**Data for processing:**
........
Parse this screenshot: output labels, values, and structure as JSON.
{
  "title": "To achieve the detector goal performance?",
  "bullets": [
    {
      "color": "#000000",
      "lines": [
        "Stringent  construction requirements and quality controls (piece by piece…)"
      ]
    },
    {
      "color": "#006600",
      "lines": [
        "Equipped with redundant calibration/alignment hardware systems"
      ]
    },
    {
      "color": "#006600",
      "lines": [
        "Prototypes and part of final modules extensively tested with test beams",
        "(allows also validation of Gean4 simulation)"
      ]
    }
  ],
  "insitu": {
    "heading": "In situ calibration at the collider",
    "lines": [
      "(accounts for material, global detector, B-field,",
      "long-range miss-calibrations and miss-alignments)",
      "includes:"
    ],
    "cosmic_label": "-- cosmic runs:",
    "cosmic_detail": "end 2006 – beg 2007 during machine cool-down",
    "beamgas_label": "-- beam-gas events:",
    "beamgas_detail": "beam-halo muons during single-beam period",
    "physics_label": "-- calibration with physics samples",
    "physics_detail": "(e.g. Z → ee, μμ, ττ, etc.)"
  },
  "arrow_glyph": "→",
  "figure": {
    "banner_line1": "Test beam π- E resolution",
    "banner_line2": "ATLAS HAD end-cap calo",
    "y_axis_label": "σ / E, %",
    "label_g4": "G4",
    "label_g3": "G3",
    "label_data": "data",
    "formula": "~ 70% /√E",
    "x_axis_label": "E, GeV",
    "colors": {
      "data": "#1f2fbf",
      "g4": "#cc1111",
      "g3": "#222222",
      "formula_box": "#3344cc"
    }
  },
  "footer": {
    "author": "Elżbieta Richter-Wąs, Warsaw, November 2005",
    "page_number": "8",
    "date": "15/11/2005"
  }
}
........
**Task to complete:** Restate each entry exactly, skipping none.

**Result:**
Parse this screenshot: output labels, values, and structure as JSON.
{
  "title": "To achieve the detector goal performance?",
  "bullets": [
    {
      "color": "#000000",
      "lines": [
        "Stringent  construction requirements and quality controls (piece by piece…)"
      ]
    },
    {
      "color": "#006600",
      "lines": [
        "Equipped with redundant calibration/alignment hardware systems"
      ]
    },
    {
      "color": "#006600",
      "lines": [
        "Prototypes and part of final modules extensively tested with test beams",
        "(allows also validation of Gean4 simulation)"
      ]
    }
  ],
  "insitu": {
    "heading": "In situ calibration at the collider",
    "lines": [
      "(accounts for material, global detector, B-field,",
      "long-range miss-calibrations and miss-alignments)",
      "includes:"
    ],
    "cosmic_label": "-- cosmic runs:",
    "cosmic_detail": "end 2006 – beg 2007 during machine cool-down",
    "beamgas_label": "-- beam-gas events:",
    "beamgas_detail": "beam-halo muons during single-beam period",
    "physics_label": "-- calibration with physics samples",
    "physics_detail": "(e.g. Z → ee, μμ, ττ, etc.)"
  },
  "arrow_glyph": "→",
  "figure": {
    "banner_line1": "Test beam π- E resolution",
    "banner_line2": "ATLAS HAD end-cap calo",
    "y_axis_label": "σ / E, %",
    "label_g4": "G4",
    "label_g3": "G3",
    "label_data": "data",
    "formula": "~ 70% /√E",
    "x_axis_label": "E, GeV",
    "colors": {
      "data": "#1f2fbf",
      "g4": "#cc1111",
      "g3": "#222222",
      "formula_box": "#3344cc"
    }
  },
  "footer": {
    "author": "Elżbieta Richter-Wąs, Warsaw, November 2005",
    "page_number": "8",
    "date": "15/11/2005"
  }
}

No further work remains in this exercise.